▶ **Exercise task**:
Gather all lines with the word "quota" in them.

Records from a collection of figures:
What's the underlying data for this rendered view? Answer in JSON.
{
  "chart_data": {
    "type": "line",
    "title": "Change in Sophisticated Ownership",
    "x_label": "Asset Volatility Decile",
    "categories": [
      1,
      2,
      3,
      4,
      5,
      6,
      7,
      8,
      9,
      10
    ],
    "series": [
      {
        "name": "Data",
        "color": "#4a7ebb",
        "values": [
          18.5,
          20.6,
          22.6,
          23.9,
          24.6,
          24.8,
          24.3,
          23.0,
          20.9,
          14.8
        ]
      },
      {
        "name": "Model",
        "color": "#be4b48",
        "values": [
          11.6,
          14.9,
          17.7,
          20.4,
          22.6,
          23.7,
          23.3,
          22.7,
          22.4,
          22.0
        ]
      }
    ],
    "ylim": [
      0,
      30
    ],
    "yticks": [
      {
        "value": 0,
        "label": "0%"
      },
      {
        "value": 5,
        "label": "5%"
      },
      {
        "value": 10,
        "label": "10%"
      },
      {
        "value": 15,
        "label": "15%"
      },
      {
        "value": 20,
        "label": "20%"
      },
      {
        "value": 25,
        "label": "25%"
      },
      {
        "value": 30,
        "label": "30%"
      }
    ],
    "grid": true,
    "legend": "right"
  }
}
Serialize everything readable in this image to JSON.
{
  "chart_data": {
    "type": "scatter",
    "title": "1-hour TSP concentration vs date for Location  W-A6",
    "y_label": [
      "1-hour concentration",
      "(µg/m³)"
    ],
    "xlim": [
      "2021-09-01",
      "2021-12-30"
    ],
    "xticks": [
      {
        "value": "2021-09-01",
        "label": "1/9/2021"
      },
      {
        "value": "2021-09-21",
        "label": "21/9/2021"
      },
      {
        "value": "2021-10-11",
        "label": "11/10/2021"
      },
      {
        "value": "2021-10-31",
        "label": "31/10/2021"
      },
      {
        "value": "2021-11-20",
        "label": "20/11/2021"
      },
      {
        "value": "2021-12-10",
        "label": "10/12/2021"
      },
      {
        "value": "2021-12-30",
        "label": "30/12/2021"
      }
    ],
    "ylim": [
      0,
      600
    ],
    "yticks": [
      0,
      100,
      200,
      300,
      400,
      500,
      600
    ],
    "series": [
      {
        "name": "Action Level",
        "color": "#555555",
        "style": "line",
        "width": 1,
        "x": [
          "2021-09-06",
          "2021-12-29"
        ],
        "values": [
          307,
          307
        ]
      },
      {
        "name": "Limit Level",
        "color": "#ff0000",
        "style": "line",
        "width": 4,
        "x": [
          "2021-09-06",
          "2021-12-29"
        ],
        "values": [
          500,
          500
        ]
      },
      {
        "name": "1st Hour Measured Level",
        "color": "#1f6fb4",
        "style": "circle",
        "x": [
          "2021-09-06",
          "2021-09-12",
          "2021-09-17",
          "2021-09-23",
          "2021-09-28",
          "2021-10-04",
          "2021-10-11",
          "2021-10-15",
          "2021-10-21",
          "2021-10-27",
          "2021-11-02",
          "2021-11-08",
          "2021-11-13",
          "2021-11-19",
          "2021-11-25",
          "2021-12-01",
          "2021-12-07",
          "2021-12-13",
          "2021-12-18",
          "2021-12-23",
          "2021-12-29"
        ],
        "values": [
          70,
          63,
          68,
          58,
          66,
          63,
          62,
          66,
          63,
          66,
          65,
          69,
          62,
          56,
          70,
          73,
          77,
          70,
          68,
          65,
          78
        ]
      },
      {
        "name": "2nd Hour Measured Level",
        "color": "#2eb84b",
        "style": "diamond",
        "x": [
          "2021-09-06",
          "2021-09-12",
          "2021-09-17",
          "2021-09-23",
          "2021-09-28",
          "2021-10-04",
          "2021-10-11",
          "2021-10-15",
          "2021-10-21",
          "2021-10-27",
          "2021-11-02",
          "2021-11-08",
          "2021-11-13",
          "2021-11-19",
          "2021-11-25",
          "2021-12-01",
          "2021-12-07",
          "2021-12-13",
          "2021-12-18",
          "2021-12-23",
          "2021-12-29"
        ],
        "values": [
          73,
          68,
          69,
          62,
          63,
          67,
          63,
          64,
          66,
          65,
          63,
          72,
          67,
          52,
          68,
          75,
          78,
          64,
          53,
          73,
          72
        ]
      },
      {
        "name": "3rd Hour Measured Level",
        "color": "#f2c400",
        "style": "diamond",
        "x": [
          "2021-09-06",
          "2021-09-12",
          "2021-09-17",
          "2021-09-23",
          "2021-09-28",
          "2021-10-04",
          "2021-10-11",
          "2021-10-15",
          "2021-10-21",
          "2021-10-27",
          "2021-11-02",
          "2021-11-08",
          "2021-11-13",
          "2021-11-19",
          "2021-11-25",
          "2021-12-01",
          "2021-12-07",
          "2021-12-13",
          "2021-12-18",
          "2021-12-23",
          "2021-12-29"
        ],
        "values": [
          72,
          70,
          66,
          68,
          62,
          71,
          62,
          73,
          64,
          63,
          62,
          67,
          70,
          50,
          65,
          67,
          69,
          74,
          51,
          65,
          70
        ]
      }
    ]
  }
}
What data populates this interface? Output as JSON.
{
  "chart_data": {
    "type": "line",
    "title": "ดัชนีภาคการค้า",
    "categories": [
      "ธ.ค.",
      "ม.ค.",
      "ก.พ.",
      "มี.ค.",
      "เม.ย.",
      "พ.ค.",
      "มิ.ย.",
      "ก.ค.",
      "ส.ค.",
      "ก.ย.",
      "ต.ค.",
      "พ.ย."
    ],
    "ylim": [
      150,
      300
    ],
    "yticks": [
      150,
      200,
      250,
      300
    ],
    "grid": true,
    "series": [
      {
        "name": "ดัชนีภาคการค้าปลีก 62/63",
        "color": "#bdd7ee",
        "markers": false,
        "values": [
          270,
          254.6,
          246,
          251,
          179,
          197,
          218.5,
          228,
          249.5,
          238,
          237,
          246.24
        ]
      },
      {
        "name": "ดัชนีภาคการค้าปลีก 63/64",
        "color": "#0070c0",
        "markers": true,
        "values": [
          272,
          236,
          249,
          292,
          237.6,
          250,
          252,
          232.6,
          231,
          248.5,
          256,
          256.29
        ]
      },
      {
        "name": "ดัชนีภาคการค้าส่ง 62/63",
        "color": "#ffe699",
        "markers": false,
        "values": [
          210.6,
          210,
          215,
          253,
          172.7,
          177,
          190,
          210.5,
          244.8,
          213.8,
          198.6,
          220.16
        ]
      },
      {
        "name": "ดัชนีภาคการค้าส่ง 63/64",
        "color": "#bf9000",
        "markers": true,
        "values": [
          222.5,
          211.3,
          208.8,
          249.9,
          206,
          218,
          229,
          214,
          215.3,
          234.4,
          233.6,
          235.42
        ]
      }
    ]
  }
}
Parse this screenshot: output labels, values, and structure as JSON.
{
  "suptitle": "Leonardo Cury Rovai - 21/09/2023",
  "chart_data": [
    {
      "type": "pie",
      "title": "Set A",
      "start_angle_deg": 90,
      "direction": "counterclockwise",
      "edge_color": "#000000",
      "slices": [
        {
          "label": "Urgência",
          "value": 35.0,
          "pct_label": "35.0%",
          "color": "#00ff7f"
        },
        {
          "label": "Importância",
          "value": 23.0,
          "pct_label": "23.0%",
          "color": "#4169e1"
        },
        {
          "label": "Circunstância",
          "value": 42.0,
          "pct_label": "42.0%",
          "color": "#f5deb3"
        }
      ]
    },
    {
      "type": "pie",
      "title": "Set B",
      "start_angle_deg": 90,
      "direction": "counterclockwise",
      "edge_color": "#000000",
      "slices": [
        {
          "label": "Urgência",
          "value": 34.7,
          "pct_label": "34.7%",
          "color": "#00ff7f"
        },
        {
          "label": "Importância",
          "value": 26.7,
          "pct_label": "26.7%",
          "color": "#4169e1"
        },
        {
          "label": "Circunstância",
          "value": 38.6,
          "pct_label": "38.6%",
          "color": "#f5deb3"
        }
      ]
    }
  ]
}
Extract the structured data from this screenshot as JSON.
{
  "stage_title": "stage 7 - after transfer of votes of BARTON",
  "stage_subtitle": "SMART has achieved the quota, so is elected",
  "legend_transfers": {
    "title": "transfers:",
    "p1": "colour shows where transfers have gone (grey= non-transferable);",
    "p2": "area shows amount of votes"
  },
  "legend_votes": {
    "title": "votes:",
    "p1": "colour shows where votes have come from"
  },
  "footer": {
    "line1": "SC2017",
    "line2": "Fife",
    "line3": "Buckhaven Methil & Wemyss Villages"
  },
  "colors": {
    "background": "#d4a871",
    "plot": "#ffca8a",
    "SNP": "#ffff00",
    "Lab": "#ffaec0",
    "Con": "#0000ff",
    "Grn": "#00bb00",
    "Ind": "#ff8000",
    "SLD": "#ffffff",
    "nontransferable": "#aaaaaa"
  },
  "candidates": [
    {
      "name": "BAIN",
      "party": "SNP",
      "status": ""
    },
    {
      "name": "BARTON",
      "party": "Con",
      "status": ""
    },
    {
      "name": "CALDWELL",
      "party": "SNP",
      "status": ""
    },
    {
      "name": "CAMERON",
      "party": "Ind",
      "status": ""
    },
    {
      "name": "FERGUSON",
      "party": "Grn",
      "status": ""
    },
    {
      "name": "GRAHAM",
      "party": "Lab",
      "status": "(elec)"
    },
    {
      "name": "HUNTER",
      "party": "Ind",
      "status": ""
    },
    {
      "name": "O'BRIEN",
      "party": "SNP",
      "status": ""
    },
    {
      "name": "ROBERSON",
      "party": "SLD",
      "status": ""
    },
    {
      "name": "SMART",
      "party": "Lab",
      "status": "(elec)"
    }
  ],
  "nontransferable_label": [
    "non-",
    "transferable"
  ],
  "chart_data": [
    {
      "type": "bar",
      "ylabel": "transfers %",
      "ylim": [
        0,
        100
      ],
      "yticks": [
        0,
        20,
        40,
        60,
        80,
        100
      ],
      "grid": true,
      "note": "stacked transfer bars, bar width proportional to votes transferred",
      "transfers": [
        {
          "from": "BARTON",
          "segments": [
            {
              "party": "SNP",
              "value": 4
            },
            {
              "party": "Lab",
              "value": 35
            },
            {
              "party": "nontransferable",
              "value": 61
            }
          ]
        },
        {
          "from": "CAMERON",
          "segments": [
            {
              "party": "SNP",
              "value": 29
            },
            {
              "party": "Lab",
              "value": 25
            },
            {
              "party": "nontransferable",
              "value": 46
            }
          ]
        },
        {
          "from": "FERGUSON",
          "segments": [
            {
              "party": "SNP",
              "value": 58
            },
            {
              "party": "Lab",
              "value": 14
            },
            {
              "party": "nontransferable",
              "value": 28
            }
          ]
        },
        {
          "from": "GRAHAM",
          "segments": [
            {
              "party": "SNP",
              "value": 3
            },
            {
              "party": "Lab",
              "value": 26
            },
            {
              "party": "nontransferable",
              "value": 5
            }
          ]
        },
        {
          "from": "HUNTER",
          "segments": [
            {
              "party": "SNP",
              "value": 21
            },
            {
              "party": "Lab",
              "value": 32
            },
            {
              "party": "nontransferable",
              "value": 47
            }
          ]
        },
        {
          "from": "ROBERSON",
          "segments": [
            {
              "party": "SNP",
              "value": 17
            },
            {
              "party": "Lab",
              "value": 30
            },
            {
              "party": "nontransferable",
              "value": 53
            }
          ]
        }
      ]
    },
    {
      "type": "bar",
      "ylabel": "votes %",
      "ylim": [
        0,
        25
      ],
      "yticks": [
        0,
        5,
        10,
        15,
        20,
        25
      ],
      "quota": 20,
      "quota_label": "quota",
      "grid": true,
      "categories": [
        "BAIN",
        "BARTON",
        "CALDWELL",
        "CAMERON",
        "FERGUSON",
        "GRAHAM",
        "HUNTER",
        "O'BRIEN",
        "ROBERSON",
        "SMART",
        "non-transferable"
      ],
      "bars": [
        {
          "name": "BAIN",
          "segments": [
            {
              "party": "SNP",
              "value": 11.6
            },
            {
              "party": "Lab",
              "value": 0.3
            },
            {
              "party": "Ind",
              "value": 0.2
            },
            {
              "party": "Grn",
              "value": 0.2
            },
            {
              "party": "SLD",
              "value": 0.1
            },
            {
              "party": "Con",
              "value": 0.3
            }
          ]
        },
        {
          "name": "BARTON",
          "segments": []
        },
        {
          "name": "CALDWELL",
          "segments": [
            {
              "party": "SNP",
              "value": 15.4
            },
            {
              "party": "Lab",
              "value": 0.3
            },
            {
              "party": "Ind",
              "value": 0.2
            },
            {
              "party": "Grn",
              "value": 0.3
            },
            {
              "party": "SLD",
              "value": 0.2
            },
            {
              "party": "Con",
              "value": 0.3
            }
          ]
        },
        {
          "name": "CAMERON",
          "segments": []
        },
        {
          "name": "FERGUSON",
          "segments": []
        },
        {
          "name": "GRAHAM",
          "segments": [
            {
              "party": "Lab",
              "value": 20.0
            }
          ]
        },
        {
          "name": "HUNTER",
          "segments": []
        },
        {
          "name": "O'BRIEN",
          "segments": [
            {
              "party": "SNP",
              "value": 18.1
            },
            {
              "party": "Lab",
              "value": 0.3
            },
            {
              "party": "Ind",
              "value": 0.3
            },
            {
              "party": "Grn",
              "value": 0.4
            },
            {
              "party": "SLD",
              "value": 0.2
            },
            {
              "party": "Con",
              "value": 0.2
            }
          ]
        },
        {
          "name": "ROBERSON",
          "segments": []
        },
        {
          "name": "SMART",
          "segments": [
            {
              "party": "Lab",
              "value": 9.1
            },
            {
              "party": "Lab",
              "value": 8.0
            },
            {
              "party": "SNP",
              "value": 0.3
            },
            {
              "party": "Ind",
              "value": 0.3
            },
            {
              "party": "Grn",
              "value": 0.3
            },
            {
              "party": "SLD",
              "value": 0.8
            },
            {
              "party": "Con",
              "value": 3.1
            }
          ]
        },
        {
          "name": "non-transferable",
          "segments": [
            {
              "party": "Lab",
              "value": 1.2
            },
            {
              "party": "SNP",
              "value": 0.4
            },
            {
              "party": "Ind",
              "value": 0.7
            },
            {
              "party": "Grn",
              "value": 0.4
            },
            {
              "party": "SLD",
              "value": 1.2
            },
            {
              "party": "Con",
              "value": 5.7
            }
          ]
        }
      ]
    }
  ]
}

▶ **Solution**:
  "stage_subtitle": "SMART has achieved the quota, so is elected",
      "quota": 20,
      "quota_label": "quota",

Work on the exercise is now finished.